(Saved data entries)
————
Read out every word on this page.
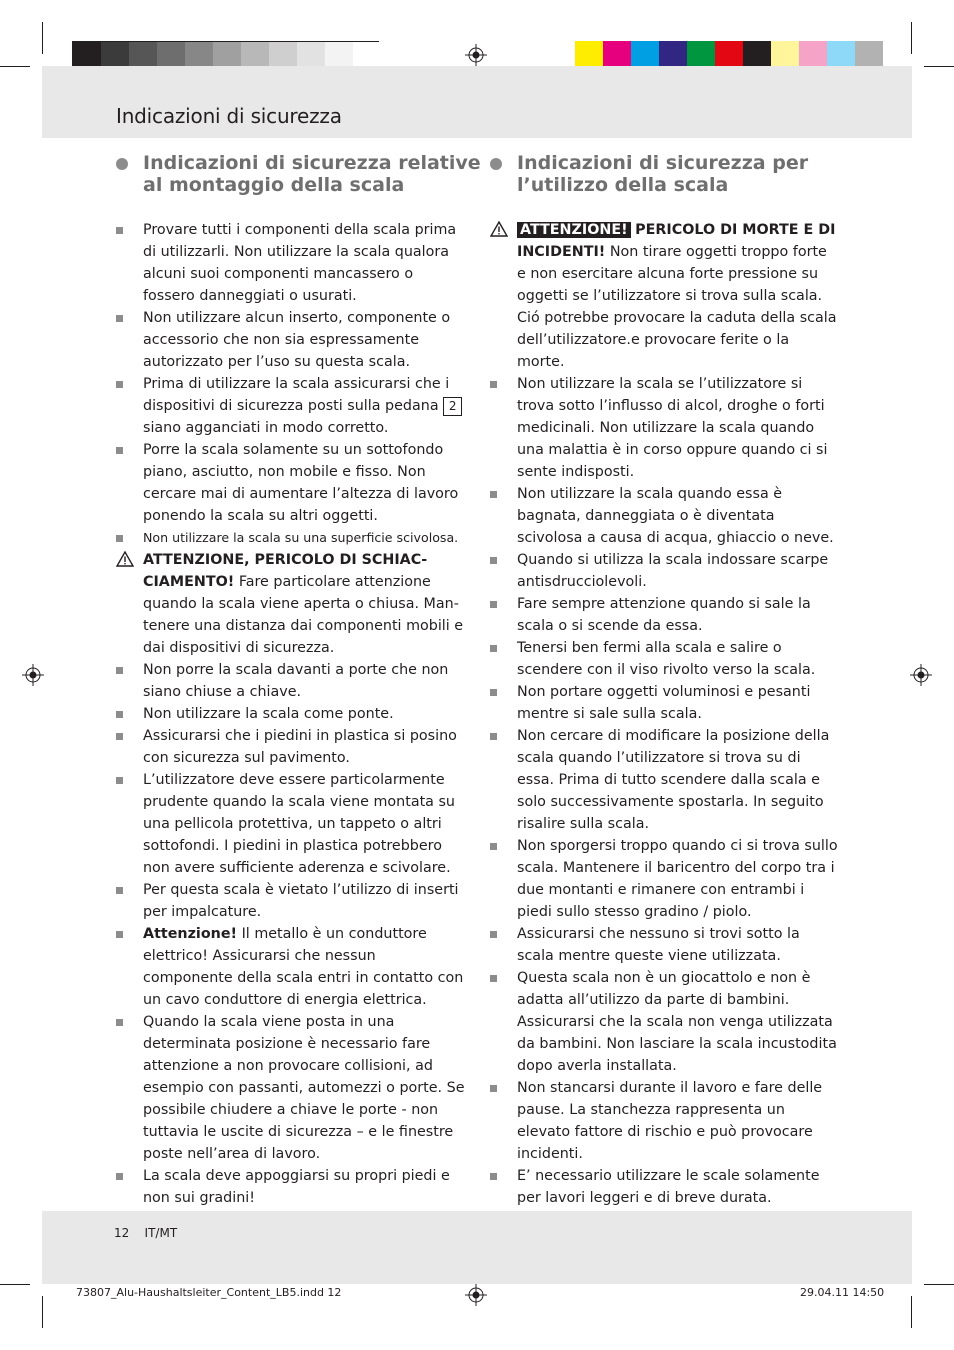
Indicazioni di sicurezza
Indicazioni di sicurezza relative
al montaggio della scala
Indicazioni di sicurezza per
l’utilizzo della scala
Provare tutti i componenti della scala prima di utilizzarli. Non utilizzare la scala qualora alcuni suoi componenti mancassero o fossero danneggiati o usurati.
Non utilizzare alcun inserto, componente o accessorio che non sia espressamente autorizzato per l’uso su questa scala.
Prima di utilizzare la scala assicurarsi che i dispositivi di sicurezza posti sulla pedana 2 siano agganciati in modo corretto.
Porre la scala solamente su un sottofondo piano, asciutto, non mobile e fisso. Non cercare mai di aumentare l’altezza di lavoro ponendo la scala su altri oggetti.
Non utilizzare la scala su una superficie scivolosa.
ATTENZIONE, PERICOLO DI SCHIACCIAMENTO! Fare particolare attenzione quando la scala viene aperta o chiusa. Mantenere una distanza dai componenti mobili e dai dispositivi di sicurezza.
Non porre la scala davanti a porte che non siano chiuse a chiave.
Non utilizzare la scala come ponte.
Assicurarsi che i piedini in plastica si posino con sicurezza sul pavimento.
L’utilizzatore deve essere particolarmente prudente quando la scala viene montata su una pellicola protettiva, un tappeto o altri sottofondi. I piedini in plastica potrebbero non avere sufficiente aderenza e scivolare.
Per questa scala è vietato l’utilizzo di inserti per impalcature.
Attenzione! Il metallo è un conduttore elettrico! Assicurarsi che nessun componente della scala entri in contatto con un cavo conduttore di energia elettrica.
Quando la scala viene posta in una determinata posizione è necessario fare attenzione a non provocare collisioni, ad esempio con passanti, automezzi o porte. Se possibile chiudere a chiave le porte - non tuttavia le uscite di sicurezza – e le finestre poste nell’area di lavoro.
La scala deve appoggiarsi su propri piedi e non sui gradini!
ATTENZIONE! PERICOLO DI MORTE E DI INCIDENTI! Non tirare oggetti troppo forte e non esercitare alcuna forte pressione su oggetti se l’utilizzatore si trova sulla scala. Ció potrebbe provocare la caduta della scala dell’utilizzatore.e provocare ferite o la morte.
Non utilizzare la scala se l’utilizzatore si trova sotto l’influsso di alcol, droghe o forti medicinali. Non utilizzare la scala quando una malattia è in corso oppure quando ci si sente indisposti.
Non utilizzare la scala quando essa è bagnata, danneggiata o è diventata scivolosa a causa di acqua, ghiaccio o neve.
Quando si utilizza la scala indossare scarpe antisdrucciolevoli.
Fare sempre attenzione quando si sale la scala o si scende da essa.
Tenersi ben fermi alla scala e salire o scendere con il viso rivolto verso la scala.
Non portare oggetti voluminosi e pesanti mentre si sale sulla scala.
Non cercare di modificare la posizione della scala quando l’utilizzatore si trova su di essa. Prima di tutto scendere dalla scala e solo successivamente spostarla. In seguito risalire sulla scala.
Non sporgersi troppo quando ci si trova sullo scala. Mantenere il baricentro del corpo tra i due montanti e rimanere con entrambi i piedi sullo stesso gradino / piolo.
Assicurarsi che nessuno si trovi sotto la scala mentre queste viene utilizzata.
Questa scala non è un giocattolo e non è adatta all’utilizzo da parte di bambini. Assicurarsi che la scala non venga utilizzata da bambini. Non lasciare la scala incustodita dopo averla installata.
Non stancarsi durante il lavoro e fare delle pause. La stanchezza rappresenta un elevato fattore di rischio e può provocare incidenti.
E’ necessario utilizzare le scale solamente per lavori leggeri e di breve durata.
12 IT/MT
73807_Alu-Haushaltsleiter_Content_LB5.indd 12	29.04.11 14:50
————
WRITTEN TASK
Omit every picture, then reproduce the rest of the listing exactly.

COMPLETE OUTPUT
Read out every word on this page.
Indicazioni di sicurezza
Indicazioni di sicurezza relative
al montaggio della scala
Indicazioni di sicurezza per
l’utilizzo della scala
Provare tutti i componenti della scala prima di utilizzarli. Non utilizzare la scala qualora alcuni suoi componenti mancassero o fossero danneggiati o usurati.
Non utilizzare alcun inserto, componente o accessorio che non sia espressamente autorizzato per l’uso su questa scala.
Prima di utilizzare la scala assicurarsi che i dispositivi di sicurezza posti sulla pedana 2 siano agganciati in modo corretto.
Porre la scala solamente su un sottofondo piano, asciutto, non mobile e fisso. Non cercare mai di aumentare l’altezza di lavoro ponendo la scala su altri oggetti.
Non utilizzare la scala su una superficie scivolosa.
ATTENZIONE, PERICOLO DI SCHIACCIAMENTO! Fare particolare attenzione quando la scala viene aperta o chiusa. Mantenere una distanza dai componenti mobili e dai dispositivi di sicurezza.
Non porre la scala davanti a porte che non siano chiuse a chiave.
Non utilizzare la scala come ponte.
Assicurarsi che i piedini in plastica si posino con sicurezza sul pavimento.
L’utilizzatore deve essere particolarmente prudente quando la scala viene montata su una pellicola protettiva, un tappeto o altri sottofondi. I piedini in plastica potrebbero non avere sufficiente aderenza e scivolare.
Per questa scala è vietato l’utilizzo di inserti per impalcature.
Attenzione! Il metallo è un conduttore elettrico! Assicurarsi che nessun componente della scala entri in contatto con un cavo conduttore di energia elettrica.
Quando la scala viene posta in una determinata posizione è necessario fare attenzione a non provocare collisioni, ad esempio con passanti, automezzi o porte. Se possibile chiudere a chiave le porte - non tuttavia le uscite di sicurezza – e le finestre poste nell’area di lavoro.
La scala deve appoggiarsi su propri piedi e non sui gradini!
ATTENZIONE! PERICOLO DI MORTE E DI INCIDENTI! Non tirare oggetti troppo forte e non esercitare alcuna forte pressione su oggetti se l’utilizzatore si trova sulla scala. Ció potrebbe provocare la caduta della scala dell’utilizzatore.e provocare ferite o la morte.
Non utilizzare la scala se l’utilizzatore si trova sotto l’influsso di alcol, droghe o forti medicinali. Non utilizzare la scala quando una malattia è in corso oppure quando ci si sente indisposti.
Non utilizzare la scala quando essa è bagnata, danneggiata o è diventata scivolosa a causa di acqua, ghiaccio o neve.
Quando si utilizza la scala indossare scarpe antisdrucciolevoli.
Fare sempre attenzione quando si sale la scala o si scende da essa.
Tenersi ben fermi alla scala e salire o scendere con il viso rivolto verso la scala.
Non portare oggetti voluminosi e pesanti mentre si sale sulla scala.
Non cercare di modificare la posizione della scala quando l’utilizzatore si trova su di essa. Prima di tutto scendere dalla scala e solo successivamente spostarla. In seguito risalire sulla scala.
Non sporgersi troppo quando ci si trova sullo scala. Mantenere il baricentro del corpo tra i due montanti e rimanere con entrambi i piedi sullo stesso gradino / piolo.
Assicurarsi che nessuno si trovi sotto la scala mentre queste viene utilizzata.
Questa scala non è un giocattolo e non è adatta all’utilizzo da parte di bambini. Assicurarsi che la scala non venga utilizzata da bambini. Non lasciare la scala incustodita dopo averla installata.
Non stancarsi durante il lavoro e fare delle pause. La stanchezza rappresenta un elevato fattore di rischio e può provocare incidenti.
E’ necessario utilizzare le scale solamente per lavori leggeri e di breve durata.
12 IT/MT
73807_Alu-Haushaltsleiter_Content_LB5.indd 12	29.04.11 14:50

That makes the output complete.